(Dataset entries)
——————

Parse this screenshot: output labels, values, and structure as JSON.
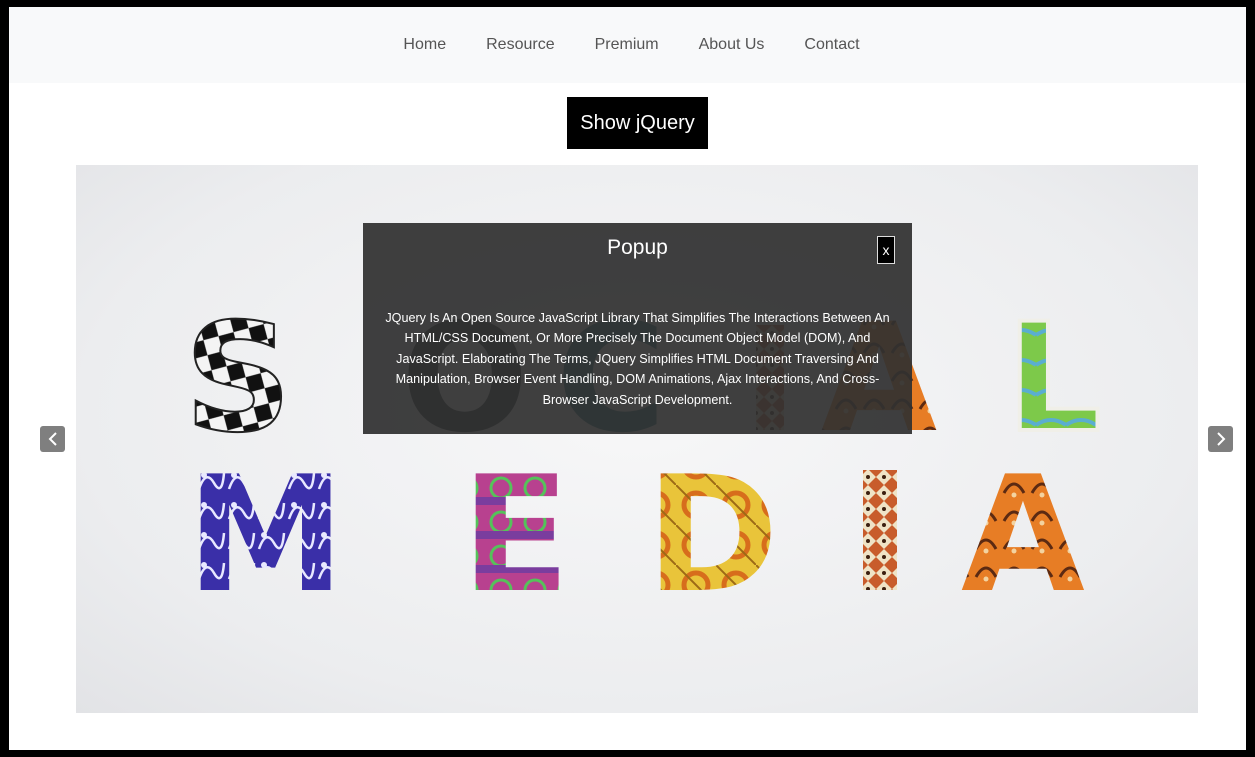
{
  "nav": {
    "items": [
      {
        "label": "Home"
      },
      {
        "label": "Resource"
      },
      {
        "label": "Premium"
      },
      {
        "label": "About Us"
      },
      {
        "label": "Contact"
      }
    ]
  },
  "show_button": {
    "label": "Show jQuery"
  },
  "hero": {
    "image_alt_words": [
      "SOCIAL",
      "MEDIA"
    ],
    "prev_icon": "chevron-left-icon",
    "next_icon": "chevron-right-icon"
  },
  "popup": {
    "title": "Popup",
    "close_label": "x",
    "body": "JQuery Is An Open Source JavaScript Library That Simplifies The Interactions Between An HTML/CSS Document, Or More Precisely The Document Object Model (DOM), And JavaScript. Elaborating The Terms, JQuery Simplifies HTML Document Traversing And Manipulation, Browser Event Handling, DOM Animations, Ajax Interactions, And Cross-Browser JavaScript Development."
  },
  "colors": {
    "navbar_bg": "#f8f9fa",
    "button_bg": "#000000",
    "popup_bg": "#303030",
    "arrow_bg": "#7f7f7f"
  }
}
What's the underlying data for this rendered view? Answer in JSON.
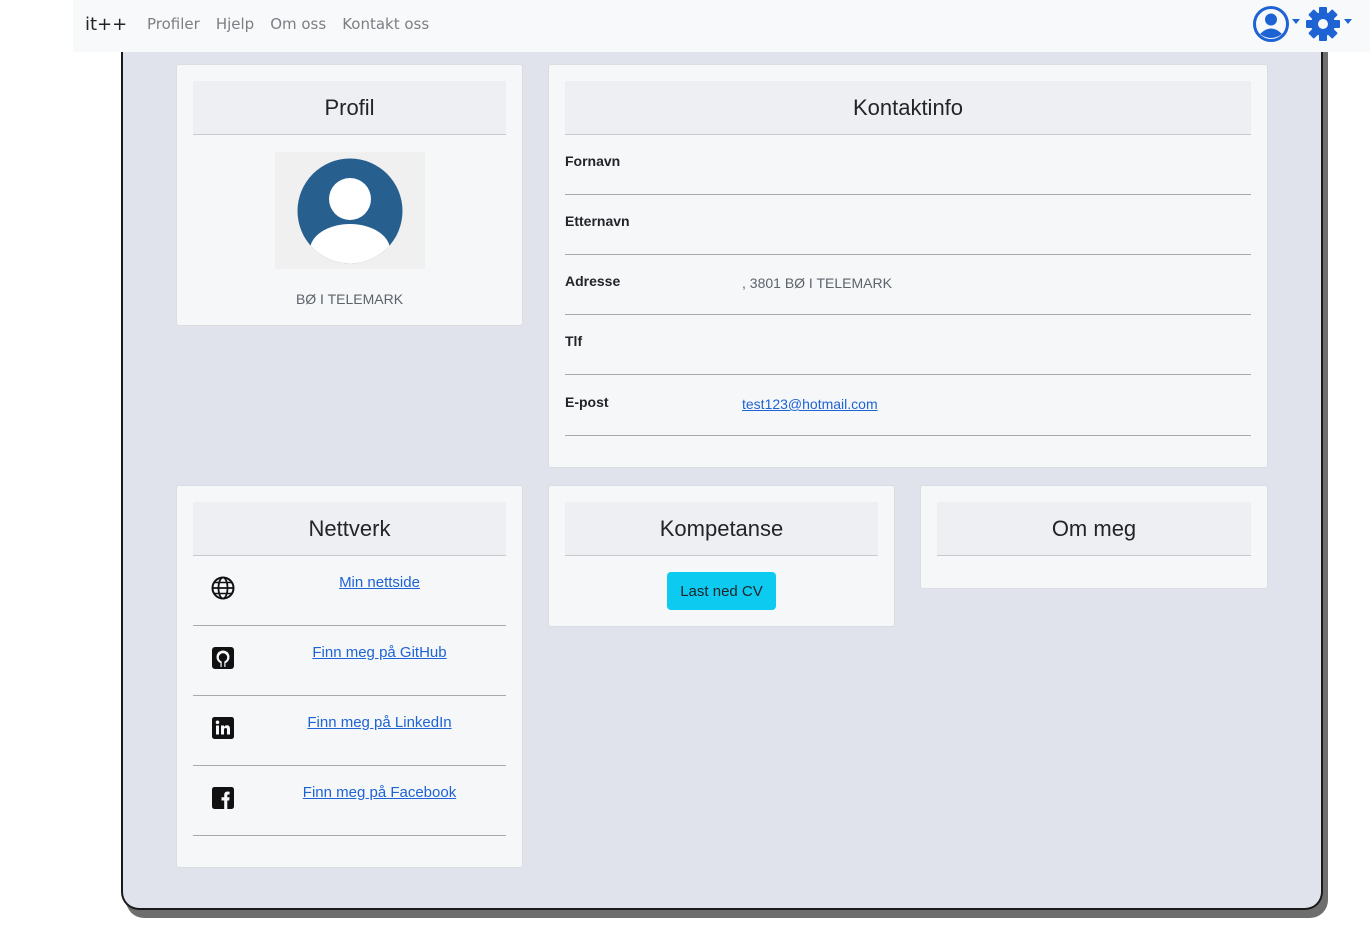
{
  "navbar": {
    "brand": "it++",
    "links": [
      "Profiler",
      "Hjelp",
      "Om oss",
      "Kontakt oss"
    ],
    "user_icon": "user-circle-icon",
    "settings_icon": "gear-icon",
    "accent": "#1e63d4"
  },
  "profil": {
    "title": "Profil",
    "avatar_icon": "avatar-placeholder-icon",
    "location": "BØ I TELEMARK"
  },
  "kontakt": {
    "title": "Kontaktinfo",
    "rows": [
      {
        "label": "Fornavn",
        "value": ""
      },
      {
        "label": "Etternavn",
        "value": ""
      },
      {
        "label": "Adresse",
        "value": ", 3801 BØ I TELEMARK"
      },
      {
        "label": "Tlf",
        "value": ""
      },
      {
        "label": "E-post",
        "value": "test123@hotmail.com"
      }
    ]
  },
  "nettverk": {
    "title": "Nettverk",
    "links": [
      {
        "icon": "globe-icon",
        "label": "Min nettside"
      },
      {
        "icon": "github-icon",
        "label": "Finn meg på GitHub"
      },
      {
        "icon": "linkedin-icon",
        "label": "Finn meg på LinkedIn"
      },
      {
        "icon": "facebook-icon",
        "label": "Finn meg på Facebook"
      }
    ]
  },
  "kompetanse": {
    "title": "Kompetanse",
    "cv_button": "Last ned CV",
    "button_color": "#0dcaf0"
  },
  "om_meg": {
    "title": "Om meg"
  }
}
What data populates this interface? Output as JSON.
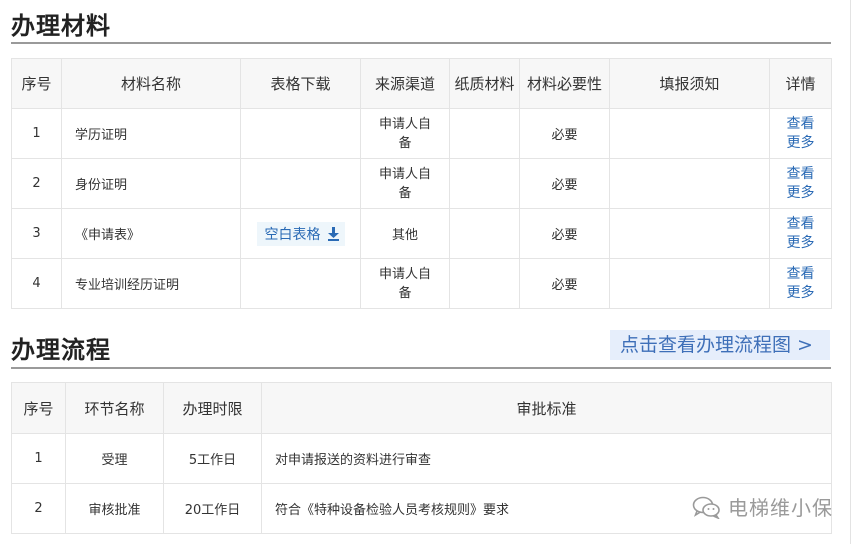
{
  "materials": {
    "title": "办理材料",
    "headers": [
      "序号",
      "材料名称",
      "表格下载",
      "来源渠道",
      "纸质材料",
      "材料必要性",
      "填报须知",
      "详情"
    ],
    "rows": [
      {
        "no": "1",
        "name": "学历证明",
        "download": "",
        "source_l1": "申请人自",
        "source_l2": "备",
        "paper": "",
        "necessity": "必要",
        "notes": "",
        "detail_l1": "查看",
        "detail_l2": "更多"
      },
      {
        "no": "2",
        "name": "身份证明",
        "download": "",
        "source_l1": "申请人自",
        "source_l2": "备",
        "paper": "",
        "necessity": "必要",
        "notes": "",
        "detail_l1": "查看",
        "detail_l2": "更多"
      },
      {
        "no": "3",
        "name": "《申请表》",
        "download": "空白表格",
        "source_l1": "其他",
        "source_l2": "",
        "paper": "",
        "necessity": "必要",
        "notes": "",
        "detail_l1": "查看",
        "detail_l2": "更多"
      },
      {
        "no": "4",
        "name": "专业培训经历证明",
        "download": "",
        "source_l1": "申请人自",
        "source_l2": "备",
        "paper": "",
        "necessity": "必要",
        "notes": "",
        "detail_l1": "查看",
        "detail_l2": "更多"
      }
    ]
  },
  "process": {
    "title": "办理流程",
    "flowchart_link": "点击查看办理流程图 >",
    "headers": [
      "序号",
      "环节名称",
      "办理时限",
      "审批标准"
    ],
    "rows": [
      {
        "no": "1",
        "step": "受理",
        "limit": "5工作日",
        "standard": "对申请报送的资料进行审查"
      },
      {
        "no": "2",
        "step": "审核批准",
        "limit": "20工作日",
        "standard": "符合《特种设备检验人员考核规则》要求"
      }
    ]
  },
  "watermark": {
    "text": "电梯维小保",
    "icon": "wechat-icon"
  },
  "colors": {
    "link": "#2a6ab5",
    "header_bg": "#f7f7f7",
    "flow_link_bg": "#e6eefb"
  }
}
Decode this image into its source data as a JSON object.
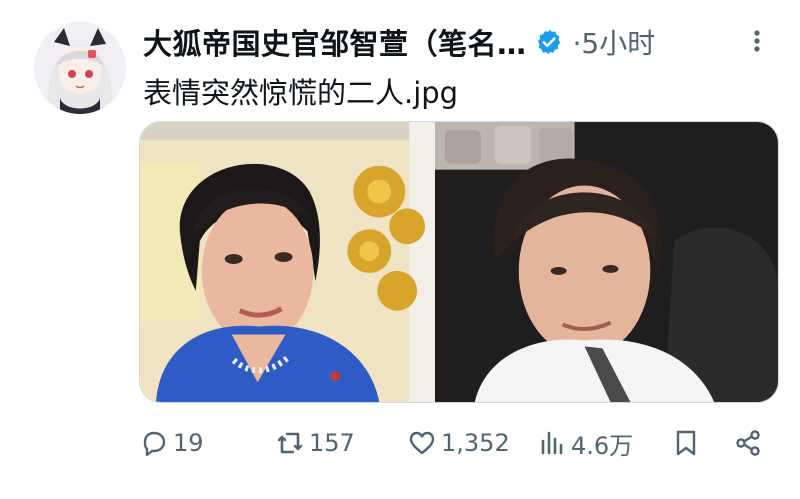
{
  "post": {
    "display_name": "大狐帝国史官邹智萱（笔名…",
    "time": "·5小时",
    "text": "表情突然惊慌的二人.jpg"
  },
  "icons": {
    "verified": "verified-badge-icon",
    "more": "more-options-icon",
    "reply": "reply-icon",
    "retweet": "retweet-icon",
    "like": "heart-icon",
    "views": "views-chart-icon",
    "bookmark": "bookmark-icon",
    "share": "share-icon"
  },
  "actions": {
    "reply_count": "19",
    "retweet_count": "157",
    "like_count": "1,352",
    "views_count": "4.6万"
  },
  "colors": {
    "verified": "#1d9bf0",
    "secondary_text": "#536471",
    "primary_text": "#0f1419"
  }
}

——————

[Task objective] Without the pictures, restate each entry exactly.

[Expected answer]
Parse this screenshot: output labels, values, and structure as JSON.
{
  "nav": {
    "items": [
      {
        "label": "Home"
      },
      {
        "label": "Resource"
      },
      {
        "label": "Premium"
      },
      {
        "label": "About Us"
      },
      {
        "label": "Contact"
      }
    ]
  },
  "show_button": {
    "label": "Show jQuery"
  },
  "hero": {
    "image_alt_words": [
      "SOCIAL",
      "MEDIA"
    ],
    "prev_icon": "chevron-left-icon",
    "next_icon": "chevron-right-icon"
  },
  "popup": {
    "title": "Popup",
    "close_label": "x",
    "body": "JQuery Is An Open Source JavaScript Library That Simplifies The Interactions Between An HTML/CSS Document, Or More Precisely The Document Object Model (DOM), And JavaScript. Elaborating The Terms, JQuery Simplifies HTML Document Traversing And Manipulation, Browser Event Handling, DOM Animations, Ajax Interactions, And Cross-Browser JavaScript Development."
  },
  "colors": {
    "navbar_bg": "#f8f9fa",
    "button_bg": "#000000",
    "popup_bg": "#303030",
    "arrow_bg": "#7f7f7f"
  }
}
What's the underlying data for this rendered view? Answer in JSON.
{
  "navbar": {
    "brand": "it++",
    "links": [
      "Profiler",
      "Hjelp",
      "Om oss",
      "Kontakt oss"
    ],
    "user_icon": "user-circle-icon",
    "settings_icon": "gear-icon",
    "accent": "#1e63d4"
  },
  "profil": {
    "title": "Profil",
    "avatar_icon": "avatar-placeholder-icon",
    "location": "BØ I TELEMARK"
  },
  "kontakt": {
    "title": "Kontaktinfo",
    "rows": [
      {
        "label": "Fornavn",
        "value": ""
      },
      {
        "label": "Etternavn",
        "value": ""
      },
      {
        "label": "Adresse",
        "value": ", 3801 BØ I TELEMARK"
      },
      {
        "label": "Tlf",
        "value": ""
      },
      {
        "label": "E-post",
        "value": "test123@hotmail.com"
      }
    ]
  },
  "nettverk": {
    "title": "Nettverk",
    "links": [
      {
        "icon": "globe-icon",
        "label": "Min nettside"
      },
      {
        "icon": "github-icon",
        "label": "Finn meg på GitHub"
      },
      {
        "icon": "linkedin-icon",
        "label": "Finn meg på LinkedIn"
      },
      {
        "icon": "facebook-icon",
        "label": "Finn meg på Facebook"
      }
    ]
  },
  "kompetanse": {
    "title": "Kompetanse",
    "cv_button": "Last ned CV",
    "button_color": "#0dcaf0"
  },
  "om_meg": {
    "title": "Om meg"
  }
}
What data populates this interface? Output as JSON.
{
  "materials": {
    "title": "办理材料",
    "headers": [
      "序号",
      "材料名称",
      "表格下载",
      "来源渠道",
      "纸质材料",
      "材料必要性",
      "填报须知",
      "详情"
    ],
    "rows": [
      {
        "no": "1",
        "name": "学历证明",
        "download": "",
        "source_l1": "申请人自",
        "source_l2": "备",
        "paper": "",
        "necessity": "必要",
        "notes": "",
        "detail_l1": "查看",
        "detail_l2": "更多"
      },
      {
        "no": "2",
        "name": "身份证明",
        "download": "",
        "source_l1": "申请人自",
        "source_l2": "备",
        "paper": "",
        "necessity": "必要",
        "notes": "",
        "detail_l1": "查看",
        "detail_l2": "更多"
      },
      {
        "no": "3",
        "name": "《申请表》",
        "download": "空白表格",
        "source_l1": "其他",
        "source_l2": "",
        "paper": "",
        "necessity": "必要",
        "notes": "",
        "detail_l1": "查看",
        "detail_l2": "更多"
      },
      {
        "no": "4",
        "name": "专业培训经历证明",
        "download": "",
        "source_l1": "申请人自",
        "source_l2": "备",
        "paper": "",
        "necessity": "必要",
        "notes": "",
        "detail_l1": "查看",
        "detail_l2": "更多"
      }
    ]
  },
  "process": {
    "title": "办理流程",
    "flowchart_link": "点击查看办理流程图 >",
    "headers": [
      "序号",
      "环节名称",
      "办理时限",
      "审批标准"
    ],
    "rows": [
      {
        "no": "1",
        "step": "受理",
        "limit": "5工作日",
        "standard": "对申请报送的资料进行审查"
      },
      {
        "no": "2",
        "step": "审核批准",
        "limit": "20工作日",
        "standard": "符合《特种设备检验人员考核规则》要求"
      }
    ]
  },
  "watermark": {
    "text": "电梯维小保",
    "icon": "wechat-icon"
  },
  "colors": {
    "link": "#2a6ab5",
    "header_bg": "#f7f7f7",
    "flow_link_bg": "#e6eefb"
  }
}
Decode this image into its source data as a JSON object.
{
  "post": {
    "display_name": "大狐帝国史官邹智萱（笔名…",
    "time": "·5小时",
    "text": "表情突然惊慌的二人.jpg"
  },
  "icons": {
    "verified": "verified-badge-icon",
    "more": "more-options-icon",
    "reply": "reply-icon",
    "retweet": "retweet-icon",
    "like": "heart-icon",
    "views": "views-chart-icon",
    "bookmark": "bookmark-icon",
    "share": "share-icon"
  },
  "actions": {
    "reply_count": "19",
    "retweet_count": "157",
    "like_count": "1,352",
    "views_count": "4.6万"
  },
  "colors": {
    "verified": "#1d9bf0",
    "secondary_text": "#536471",
    "primary_text": "#0f1419"
  }
}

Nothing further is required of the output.